* Begin EXCERPTED RECORDS *
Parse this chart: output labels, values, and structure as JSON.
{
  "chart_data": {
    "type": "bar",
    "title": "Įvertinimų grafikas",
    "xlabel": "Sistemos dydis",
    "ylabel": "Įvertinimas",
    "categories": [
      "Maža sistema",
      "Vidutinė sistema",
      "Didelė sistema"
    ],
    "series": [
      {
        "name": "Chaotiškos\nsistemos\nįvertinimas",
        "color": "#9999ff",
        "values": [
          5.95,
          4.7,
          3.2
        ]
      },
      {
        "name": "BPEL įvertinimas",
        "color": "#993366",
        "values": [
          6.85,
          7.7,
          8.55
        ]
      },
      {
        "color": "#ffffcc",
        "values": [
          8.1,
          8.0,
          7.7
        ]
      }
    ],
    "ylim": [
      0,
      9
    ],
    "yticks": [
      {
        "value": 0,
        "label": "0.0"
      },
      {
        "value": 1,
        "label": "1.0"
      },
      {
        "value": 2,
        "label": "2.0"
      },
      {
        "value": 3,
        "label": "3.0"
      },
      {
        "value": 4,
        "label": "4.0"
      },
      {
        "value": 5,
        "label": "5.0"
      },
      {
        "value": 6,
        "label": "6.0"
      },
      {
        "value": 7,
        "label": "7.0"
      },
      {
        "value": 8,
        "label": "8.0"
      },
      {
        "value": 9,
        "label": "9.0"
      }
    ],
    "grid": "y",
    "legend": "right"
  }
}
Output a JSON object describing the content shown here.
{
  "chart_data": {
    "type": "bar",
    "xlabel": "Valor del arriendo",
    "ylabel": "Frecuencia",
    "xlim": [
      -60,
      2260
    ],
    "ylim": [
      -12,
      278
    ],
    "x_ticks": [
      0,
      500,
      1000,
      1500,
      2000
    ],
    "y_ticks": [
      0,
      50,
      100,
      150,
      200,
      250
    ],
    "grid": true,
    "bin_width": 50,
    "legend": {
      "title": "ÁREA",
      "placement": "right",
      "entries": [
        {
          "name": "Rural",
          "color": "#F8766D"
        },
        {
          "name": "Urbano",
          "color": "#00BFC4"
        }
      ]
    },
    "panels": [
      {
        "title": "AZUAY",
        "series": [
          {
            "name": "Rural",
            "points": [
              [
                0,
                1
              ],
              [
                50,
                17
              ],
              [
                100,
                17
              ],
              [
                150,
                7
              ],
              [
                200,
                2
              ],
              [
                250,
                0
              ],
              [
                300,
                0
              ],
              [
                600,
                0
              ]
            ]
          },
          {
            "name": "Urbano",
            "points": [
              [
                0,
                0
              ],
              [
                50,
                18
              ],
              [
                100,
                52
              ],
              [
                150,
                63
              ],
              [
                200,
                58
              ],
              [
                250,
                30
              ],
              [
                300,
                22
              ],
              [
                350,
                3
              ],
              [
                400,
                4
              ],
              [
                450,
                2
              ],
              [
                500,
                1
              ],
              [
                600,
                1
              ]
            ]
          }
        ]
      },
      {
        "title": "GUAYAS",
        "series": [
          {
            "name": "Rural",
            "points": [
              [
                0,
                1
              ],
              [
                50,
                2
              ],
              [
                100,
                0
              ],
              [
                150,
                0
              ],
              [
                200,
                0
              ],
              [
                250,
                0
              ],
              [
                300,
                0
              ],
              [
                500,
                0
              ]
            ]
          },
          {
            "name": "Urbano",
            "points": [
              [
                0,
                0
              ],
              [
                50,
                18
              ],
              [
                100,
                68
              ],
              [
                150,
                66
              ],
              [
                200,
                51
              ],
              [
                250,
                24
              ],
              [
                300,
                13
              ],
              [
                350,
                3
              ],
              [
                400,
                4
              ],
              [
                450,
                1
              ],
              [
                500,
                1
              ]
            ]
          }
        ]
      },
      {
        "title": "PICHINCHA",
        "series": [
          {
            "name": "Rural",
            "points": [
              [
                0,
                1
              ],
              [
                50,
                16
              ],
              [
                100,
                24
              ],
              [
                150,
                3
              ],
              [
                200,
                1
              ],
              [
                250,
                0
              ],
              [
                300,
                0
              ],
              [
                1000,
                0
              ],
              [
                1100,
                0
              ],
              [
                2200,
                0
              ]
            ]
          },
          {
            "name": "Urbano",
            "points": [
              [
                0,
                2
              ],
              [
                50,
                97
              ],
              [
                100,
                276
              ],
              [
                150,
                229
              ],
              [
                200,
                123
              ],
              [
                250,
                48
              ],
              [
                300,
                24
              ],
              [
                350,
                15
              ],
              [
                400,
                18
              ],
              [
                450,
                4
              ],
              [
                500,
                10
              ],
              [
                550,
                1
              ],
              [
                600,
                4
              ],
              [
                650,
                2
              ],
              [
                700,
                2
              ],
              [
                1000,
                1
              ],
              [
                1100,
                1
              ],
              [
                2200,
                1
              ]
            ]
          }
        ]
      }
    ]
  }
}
* End EXCERPTED RECORDS *
YOUR INSTRUCTIONS
Quote every line of the data, word for word.

FINISHED EXERCISE
Parse this chart: output labels, values, and structure as JSON.
{
  "chart_data": {
    "type": "bar",
    "title": "Įvertinimų grafikas",
    "xlabel": "Sistemos dydis",
    "ylabel": "Įvertinimas",
    "categories": [
      "Maža sistema",
      "Vidutinė sistema",
      "Didelė sistema"
    ],
    "series": [
      {
        "name": "Chaotiškos\nsistemos\nįvertinimas",
        "color": "#9999ff",
        "values": [
          5.95,
          4.7,
          3.2
        ]
      },
      {
        "name": "BPEL įvertinimas",
        "color": "#993366",
        "values": [
          6.85,
          7.7,
          8.55
        ]
      },
      {
        "color": "#ffffcc",
        "values": [
          8.1,
          8.0,
          7.7
        ]
      }
    ],
    "ylim": [
      0,
      9
    ],
    "yticks": [
      {
        "value": 0,
        "label": "0.0"
      },
      {
        "value": 1,
        "label": "1.0"
      },
      {
        "value": 2,
        "label": "2.0"
      },
      {
        "value": 3,
        "label": "3.0"
      },
      {
        "value": 4,
        "label": "4.0"
      },
      {
        "value": 5,
        "label": "5.0"
      },
      {
        "value": 6,
        "label": "6.0"
      },
      {
        "value": 7,
        "label": "7.0"
      },
      {
        "value": 8,
        "label": "8.0"
      },
      {
        "value": 9,
        "label": "9.0"
      }
    ],
    "grid": "y",
    "legend": "right"
  }
}
Output a JSON object describing the content shown here.
{
  "chart_data": {
    "type": "bar",
    "xlabel": "Valor del arriendo",
    "ylabel": "Frecuencia",
    "xlim": [
      -60,
      2260
    ],
    "ylim": [
      -12,
      278
    ],
    "x_ticks": [
      0,
      500,
      1000,
      1500,
      2000
    ],
    "y_ticks": [
      0,
      50,
      100,
      150,
      200,
      250
    ],
    "grid": true,
    "bin_width": 50,
    "legend": {
      "title": "ÁREA",
      "placement": "right",
      "entries": [
        {
          "name": "Rural",
          "color": "#F8766D"
        },
        {
          "name": "Urbano",
          "color": "#00BFC4"
        }
      ]
    },
    "panels": [
      {
        "title": "AZUAY",
        "series": [
          {
            "name": "Rural",
            "points": [
              [
                0,
                1
              ],
              [
                50,
                17
              ],
              [
                100,
                17
              ],
              [
                150,
                7
              ],
              [
                200,
                2
              ],
              [
                250,
                0
              ],
              [
                300,
                0
              ],
              [
                600,
                0
              ]
            ]
          },
          {
            "name": "Urbano",
            "points": [
              [
                0,
                0
              ],
              [
                50,
                18
              ],
              [
                100,
                52
              ],
              [
                150,
                63
              ],
              [
                200,
                58
              ],
              [
                250,
                30
              ],
              [
                300,
                22
              ],
              [
                350,
                3
              ],
              [
                400,
                4
              ],
              [
                450,
                2
              ],
              [
                500,
                1
              ],
              [
                600,
                1
              ]
            ]
          }
        ]
      },
      {
        "title": "GUAYAS",
        "series": [
          {
            "name": "Rural",
            "points": [
              [
                0,
                1
              ],
              [
                50,
                2
              ],
              [
                100,
                0
              ],
              [
                150,
                0
              ],
              [
                200,
                0
              ],
              [
                250,
                0
              ],
              [
                300,
                0
              ],
              [
                500,
                0
              ]
            ]
          },
          {
            "name": "Urbano",
            "points": [
              [
                0,
                0
              ],
              [
                50,
                18
              ],
              [
                100,
                68
              ],
              [
                150,
                66
              ],
              [
                200,
                51
              ],
              [
                250,
                24
              ],
              [
                300,
                13
              ],
              [
                350,
                3
              ],
              [
                400,
                4
              ],
              [
                450,
                1
              ],
              [
                500,
                1
              ]
            ]
          }
        ]
      },
      {
        "title": "PICHINCHA",
        "series": [
          {
            "name": "Rural",
            "points": [
              [
                0,
                1
              ],
              [
                50,
                16
              ],
              [
                100,
                24
              ],
              [
                150,
                3
              ],
              [
                200,
                1
              ],
              [
                250,
                0
              ],
              [
                300,
                0
              ],
              [
                1000,
                0
              ],
              [
                1100,
                0
              ],
              [
                2200,
                0
              ]
            ]
          },
          {
            "name": "Urbano",
            "points": [
              [
                0,
                2
              ],
              [
                50,
                97
              ],
              [
                100,
                276
              ],
              [
                150,
                229
              ],
              [
                200,
                123
              ],
              [
                250,
                48
              ],
              [
                300,
                24
              ],
              [
                350,
                15
              ],
              [
                400,
                18
              ],
              [
                450,
                4
              ],
              [
                500,
                10
              ],
              [
                550,
                1
              ],
              [
                600,
                4
              ],
              [
                650,
                2
              ],
              [
                700,
                2
              ],
              [
                1000,
                1
              ],
              [
                1100,
                1
              ],
              [
                2200,
                1
              ]
            ]
          }
        ]
      }
    ]
  }
}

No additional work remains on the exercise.